> SOURCE DATA
>>>
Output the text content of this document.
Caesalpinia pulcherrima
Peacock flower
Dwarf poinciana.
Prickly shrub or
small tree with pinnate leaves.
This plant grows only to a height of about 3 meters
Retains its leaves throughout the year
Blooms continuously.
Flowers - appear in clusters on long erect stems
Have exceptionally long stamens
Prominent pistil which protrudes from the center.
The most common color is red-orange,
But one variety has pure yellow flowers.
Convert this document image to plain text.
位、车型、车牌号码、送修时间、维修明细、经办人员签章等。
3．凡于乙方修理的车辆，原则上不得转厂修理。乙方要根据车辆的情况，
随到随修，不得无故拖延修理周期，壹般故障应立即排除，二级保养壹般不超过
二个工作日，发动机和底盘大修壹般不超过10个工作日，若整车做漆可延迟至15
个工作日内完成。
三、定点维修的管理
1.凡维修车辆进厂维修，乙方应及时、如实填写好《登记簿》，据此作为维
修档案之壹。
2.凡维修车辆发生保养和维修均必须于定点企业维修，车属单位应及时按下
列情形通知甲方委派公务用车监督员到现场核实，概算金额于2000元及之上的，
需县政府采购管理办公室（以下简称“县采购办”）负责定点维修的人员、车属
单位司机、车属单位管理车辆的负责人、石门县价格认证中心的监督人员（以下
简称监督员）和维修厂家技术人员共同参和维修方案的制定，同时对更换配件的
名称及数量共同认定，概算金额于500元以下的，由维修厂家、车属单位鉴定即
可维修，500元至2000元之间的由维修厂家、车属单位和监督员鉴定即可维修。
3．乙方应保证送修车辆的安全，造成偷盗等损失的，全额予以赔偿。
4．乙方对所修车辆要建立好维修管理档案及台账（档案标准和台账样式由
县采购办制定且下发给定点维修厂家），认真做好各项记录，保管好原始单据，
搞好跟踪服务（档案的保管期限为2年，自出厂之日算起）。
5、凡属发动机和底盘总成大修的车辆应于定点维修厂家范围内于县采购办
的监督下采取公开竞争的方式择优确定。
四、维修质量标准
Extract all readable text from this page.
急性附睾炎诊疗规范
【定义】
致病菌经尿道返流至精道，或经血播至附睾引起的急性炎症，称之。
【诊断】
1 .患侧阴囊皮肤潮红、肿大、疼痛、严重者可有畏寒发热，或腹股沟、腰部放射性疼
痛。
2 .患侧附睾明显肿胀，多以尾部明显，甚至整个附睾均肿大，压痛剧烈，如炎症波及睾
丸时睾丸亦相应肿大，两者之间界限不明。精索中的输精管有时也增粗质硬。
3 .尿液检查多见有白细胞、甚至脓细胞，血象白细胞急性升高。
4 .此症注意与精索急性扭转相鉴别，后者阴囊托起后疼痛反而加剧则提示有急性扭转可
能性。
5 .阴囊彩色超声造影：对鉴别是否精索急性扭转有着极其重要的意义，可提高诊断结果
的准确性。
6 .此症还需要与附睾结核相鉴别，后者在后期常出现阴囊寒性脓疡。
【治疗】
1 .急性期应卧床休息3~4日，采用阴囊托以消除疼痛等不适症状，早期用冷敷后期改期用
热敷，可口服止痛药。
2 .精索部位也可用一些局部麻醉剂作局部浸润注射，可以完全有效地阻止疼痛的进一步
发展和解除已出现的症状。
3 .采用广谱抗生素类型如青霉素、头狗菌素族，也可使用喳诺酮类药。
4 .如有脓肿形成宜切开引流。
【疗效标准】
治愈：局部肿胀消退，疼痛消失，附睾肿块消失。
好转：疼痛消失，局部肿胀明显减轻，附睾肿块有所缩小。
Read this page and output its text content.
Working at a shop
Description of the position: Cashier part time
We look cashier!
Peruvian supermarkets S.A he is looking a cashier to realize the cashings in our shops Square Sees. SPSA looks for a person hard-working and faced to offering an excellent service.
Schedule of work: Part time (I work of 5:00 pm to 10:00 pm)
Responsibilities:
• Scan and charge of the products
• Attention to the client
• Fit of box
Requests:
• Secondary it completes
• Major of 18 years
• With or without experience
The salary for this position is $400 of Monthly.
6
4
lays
<<<
> PROMPT
Only lines holding the string "position" are wanted; gather each one from the entries above.

> RESULT FOR THIS EXERCISE
Description of the position: Cashier part time
The salary for this position is $400 of Monthly.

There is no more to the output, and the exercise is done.